Extracted records
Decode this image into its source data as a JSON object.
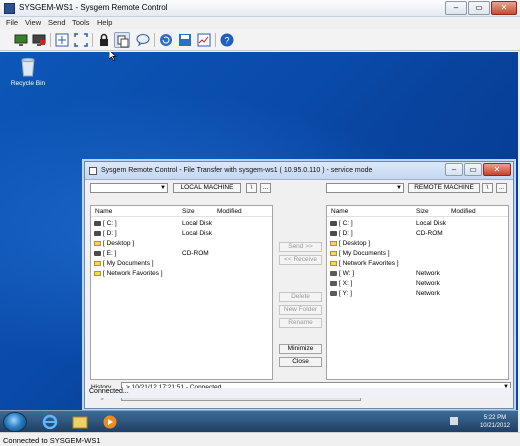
{
  "window": {
    "title": "SYSGEM-WS1 - Sysgem Remote Control",
    "minimize_glyph": "–",
    "maximize_glyph": "▭",
    "close_glyph": "✕"
  },
  "menu": [
    "File",
    "View",
    "Send",
    "Tools",
    "Help"
  ],
  "toolbar": {
    "icons": [
      "monitor-green-icon",
      "monitor-red-icon",
      "fit-window-icon",
      "fullscreen-icon",
      "lock-icon",
      "file-transfer-icon",
      "chat-icon",
      "refresh-icon",
      "disk-icon",
      "graph-icon",
      "help-icon"
    ]
  },
  "desktop": {
    "recycle_bin_label": "Recycle Bin"
  },
  "file_transfer": {
    "title": "Sysgem Remote Control - File Transfer with sysgem-ws1 ( 10.95.0.110 ) - service mode",
    "local": {
      "label": "LOCAL MACHINE",
      "path_button": "\\",
      "browse_button": "...",
      "columns": [
        "Name",
        "Size",
        "Modified"
      ],
      "rows": [
        {
          "icon": "drive-icon",
          "name": "[ C: ]",
          "size": "Local Disk"
        },
        {
          "icon": "drive-icon",
          "name": "[ D: ]",
          "size": "Local Disk"
        },
        {
          "icon": "folder-icon",
          "name": "[ Desktop ]",
          "size": ""
        },
        {
          "icon": "drive-icon",
          "name": "[ E: ]",
          "size": "CD-ROM"
        },
        {
          "icon": "folder-icon",
          "name": "[ My Documents ]",
          "size": ""
        },
        {
          "icon": "folder-icon",
          "name": "[ Network Favorites ]",
          "size": ""
        }
      ]
    },
    "remote": {
      "label": "REMOTE MACHINE",
      "path_button": "\\",
      "browse_button": "...",
      "columns": [
        "Name",
        "Size",
        "Modified"
      ],
      "rows": [
        {
          "icon": "drive-icon",
          "name": "[ C: ]",
          "size": "Local Disk"
        },
        {
          "icon": "drive-icon",
          "name": "[ D: ]",
          "size": "CD-ROM"
        },
        {
          "icon": "folder-icon",
          "name": "[ Desktop ]",
          "size": ""
        },
        {
          "icon": "folder-icon",
          "name": "[ My Documents ]",
          "size": ""
        },
        {
          "icon": "folder-icon",
          "name": "[ Network Favorites ]",
          "size": ""
        },
        {
          "icon": "net-drive-icon",
          "name": "[ W: ]",
          "size": "Network"
        },
        {
          "icon": "net-drive-icon",
          "name": "[ X: ]",
          "size": "Network"
        },
        {
          "icon": "net-drive-icon",
          "name": "[ Y: ]",
          "size": "Network"
        }
      ]
    },
    "buttons": {
      "send": "Send >>",
      "receive": "<< Receive",
      "delete": "Delete",
      "new_folder": "New Folder",
      "rename": "Rename",
      "minimize": "Minimize",
      "close": "Close"
    },
    "history_label": "History",
    "history_value": "> 10/21/12 17:21:51 -  Connected...",
    "progress_label": "Progress",
    "status": "Connected..."
  },
  "taskbar": {
    "time": "5:22 PM",
    "date": "10/21/2012"
  },
  "statusbar": "Connected to SYSGEM-WS1"
}
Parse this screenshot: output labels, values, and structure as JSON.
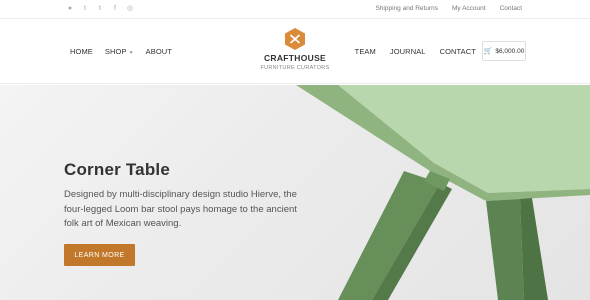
{
  "topbar": {
    "social": [
      {
        "icon": "apple-icon",
        "glyph": ""
      },
      {
        "icon": "twitter-icon",
        "glyph": "t"
      },
      {
        "icon": "tumblr-icon",
        "glyph": "t"
      },
      {
        "icon": "facebook-icon",
        "glyph": "f"
      },
      {
        "icon": "dribbble-icon",
        "glyph": "◎"
      }
    ],
    "links": [
      "Shipping and Returns",
      "My Account",
      "Contact"
    ]
  },
  "nav": {
    "home": "HOME",
    "shop": "SHOP",
    "about": "ABOUT",
    "team": "TEAM",
    "journal": "JOURNAL",
    "contact": "CONTACT"
  },
  "cart": {
    "amount": "$6,000.00"
  },
  "logo": {
    "name": "CRAFTHOUSE",
    "tagline": "FURNITURE CURATORS"
  },
  "hero": {
    "title": "Corner Table",
    "description": "Designed by multi-disciplinary design studio Hierve, the four-legged Loom bar stool pays homage to the ancient folk art of Mexican weaving.",
    "button": "LEARN MORE"
  },
  "colors": {
    "accent": "#c2782b",
    "table_top": "#b9d7ad",
    "table_leg": "#5d8352"
  }
}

Task description: Print each entry shown above with exact wording and no pictures.

Result for this task:
Decode this image into its source data as a JSON object.
{
  "window": {
    "title": "SYSGEM-WS1 - Sysgem Remote Control",
    "minimize_glyph": "–",
    "maximize_glyph": "▭",
    "close_glyph": "✕"
  },
  "menu": [
    "File",
    "View",
    "Send",
    "Tools",
    "Help"
  ],
  "toolbar": {
    "icons": [
      "monitor-green-icon",
      "monitor-red-icon",
      "fit-window-icon",
      "fullscreen-icon",
      "lock-icon",
      "file-transfer-icon",
      "chat-icon",
      "refresh-icon",
      "disk-icon",
      "graph-icon",
      "help-icon"
    ]
  },
  "desktop": {
    "recycle_bin_label": "Recycle Bin"
  },
  "file_transfer": {
    "title": "Sysgem Remote Control - File Transfer with sysgem-ws1 ( 10.95.0.110 ) - service mode",
    "local": {
      "label": "LOCAL MACHINE",
      "path_button": "\\",
      "browse_button": "...",
      "columns": [
        "Name",
        "Size",
        "Modified"
      ],
      "rows": [
        {
          "icon": "drive-icon",
          "name": "[ C: ]",
          "size": "Local Disk"
        },
        {
          "icon": "drive-icon",
          "name": "[ D: ]",
          "size": "Local Disk"
        },
        {
          "icon": "folder-icon",
          "name": "[ Desktop ]",
          "size": ""
        },
        {
          "icon": "drive-icon",
          "name": "[ E: ]",
          "size": "CD-ROM"
        },
        {
          "icon": "folder-icon",
          "name": "[ My Documents ]",
          "size": ""
        },
        {
          "icon": "folder-icon",
          "name": "[ Network Favorites ]",
          "size": ""
        }
      ]
    },
    "remote": {
      "label": "REMOTE MACHINE",
      "path_button": "\\",
      "browse_button": "...",
      "columns": [
        "Name",
        "Size",
        "Modified"
      ],
      "rows": [
        {
          "icon": "drive-icon",
          "name": "[ C: ]",
          "size": "Local Disk"
        },
        {
          "icon": "drive-icon",
          "name": "[ D: ]",
          "size": "CD-ROM"
        },
        {
          "icon": "folder-icon",
          "name": "[ Desktop ]",
          "size": ""
        },
        {
          "icon": "folder-icon",
          "name": "[ My Documents ]",
          "size": ""
        },
        {
          "icon": "folder-icon",
          "name": "[ Network Favorites ]",
          "size": ""
        },
        {
          "icon": "net-drive-icon",
          "name": "[ W: ]",
          "size": "Network"
        },
        {
          "icon": "net-drive-icon",
          "name": "[ X: ]",
          "size": "Network"
        },
        {
          "icon": "net-drive-icon",
          "name": "[ Y: ]",
          "size": "Network"
        }
      ]
    },
    "buttons": {
      "send": "Send >>",
      "receive": "<< Receive",
      "delete": "Delete",
      "new_folder": "New Folder",
      "rename": "Rename",
      "minimize": "Minimize",
      "close": "Close"
    },
    "history_label": "History",
    "history_value": "> 10/21/12 17:21:51 -  Connected...",
    "progress_label": "Progress",
    "status": "Connected..."
  },
  "taskbar": {
    "time": "5:22 PM",
    "date": "10/21/2012"
  },
  "statusbar": "Connected to SYSGEM-WS1"
}
Parse this screenshot: output labels, values, and structure as JSON.
{
  "topbar": {
    "social": [
      {
        "icon": "apple-icon",
        "glyph": ""
      },
      {
        "icon": "twitter-icon",
        "glyph": "t"
      },
      {
        "icon": "tumblr-icon",
        "glyph": "t"
      },
      {
        "icon": "facebook-icon",
        "glyph": "f"
      },
      {
        "icon": "dribbble-icon",
        "glyph": "◎"
      }
    ],
    "links": [
      "Shipping and Returns",
      "My Account",
      "Contact"
    ]
  },
  "nav": {
    "home": "HOME",
    "shop": "SHOP",
    "about": "ABOUT",
    "team": "TEAM",
    "journal": "JOURNAL",
    "contact": "CONTACT"
  },
  "cart": {
    "amount": "$6,000.00"
  },
  "logo": {
    "name": "CRAFTHOUSE",
    "tagline": "FURNITURE CURATORS"
  },
  "hero": {
    "title": "Corner Table",
    "description": "Designed by multi-disciplinary design studio Hierve, the four-legged Loom bar stool pays homage to the ancient folk art of Mexican weaving.",
    "button": "LEARN MORE"
  },
  "colors": {
    "accent": "#c2782b",
    "table_top": "#b9d7ad",
    "table_leg": "#5d8352"
  }
}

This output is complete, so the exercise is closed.